» AIM OF THE TASK:
Transcribe each line of the records below exactly, excluding any embedded images.

» RECORD EXTRACTS:
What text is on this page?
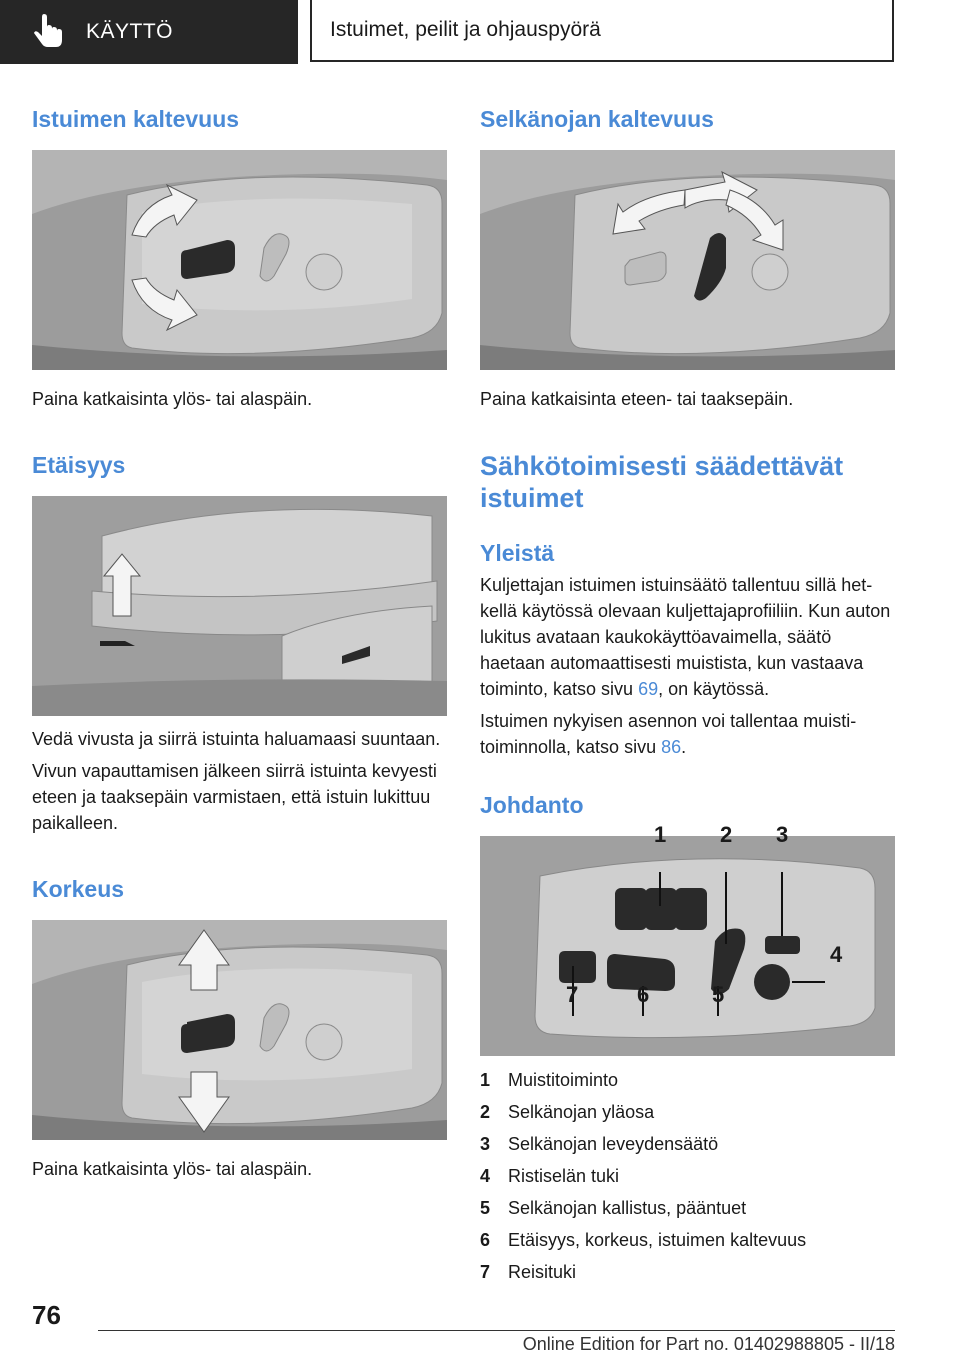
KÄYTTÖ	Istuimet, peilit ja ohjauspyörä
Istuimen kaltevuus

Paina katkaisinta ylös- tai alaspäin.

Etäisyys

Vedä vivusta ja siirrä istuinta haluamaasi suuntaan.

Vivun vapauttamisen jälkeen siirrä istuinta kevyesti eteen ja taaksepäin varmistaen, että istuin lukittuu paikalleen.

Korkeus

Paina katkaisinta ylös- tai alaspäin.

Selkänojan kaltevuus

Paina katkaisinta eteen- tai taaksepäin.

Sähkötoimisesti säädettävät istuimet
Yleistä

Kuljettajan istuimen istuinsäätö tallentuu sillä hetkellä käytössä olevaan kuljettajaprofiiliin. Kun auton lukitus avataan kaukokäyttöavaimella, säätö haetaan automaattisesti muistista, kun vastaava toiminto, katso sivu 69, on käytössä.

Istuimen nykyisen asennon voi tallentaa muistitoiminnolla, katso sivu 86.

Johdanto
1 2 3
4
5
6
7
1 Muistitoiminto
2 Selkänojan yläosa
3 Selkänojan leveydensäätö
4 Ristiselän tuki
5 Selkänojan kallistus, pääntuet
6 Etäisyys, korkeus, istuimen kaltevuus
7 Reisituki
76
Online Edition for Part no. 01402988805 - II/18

» FINAL ANSWER:
What text is on this page?
KÄYTTÖ	Istuimet, peilit ja ohjauspyörä
Istuimen kaltevuus

Paina katkaisinta ylös- tai alaspäin.

Etäisyys

Vedä vivusta ja siirrä istuinta haluamaasi suuntaan.

Vivun vapauttamisen jälkeen siirrä istuinta kevyesti eteen ja taaksepäin varmistaen, että istuin lukittuu paikalleen.

Korkeus

Paina katkaisinta ylös- tai alaspäin.

Selkänojan kaltevuus

Paina katkaisinta eteen- tai taaksepäin.

Sähkötoimisesti säädettävät istuimet
Yleistä

Kuljettajan istuimen istuinsäätö tallentuu sillä hetkellä käytössä olevaan kuljettajaprofiiliin. Kun auton lukitus avataan kaukokäyttöavaimella, säätö haetaan automaattisesti muistista, kun vastaava toiminto, katso sivu 69, on käytössä.

Istuimen nykyisen asennon voi tallentaa muistitoiminnolla, katso sivu 86.

Johdanto
1 2 3
4
5
6
7
1 Muistitoiminto
2 Selkänojan yläosa
3 Selkänojan leveydensäätö
4 Ristiselän tuki
5 Selkänojan kallistus, pääntuet
6 Etäisyys, korkeus, istuimen kaltevuus
7 Reisituki
76
Online Edition for Part no. 01402988805 - II/18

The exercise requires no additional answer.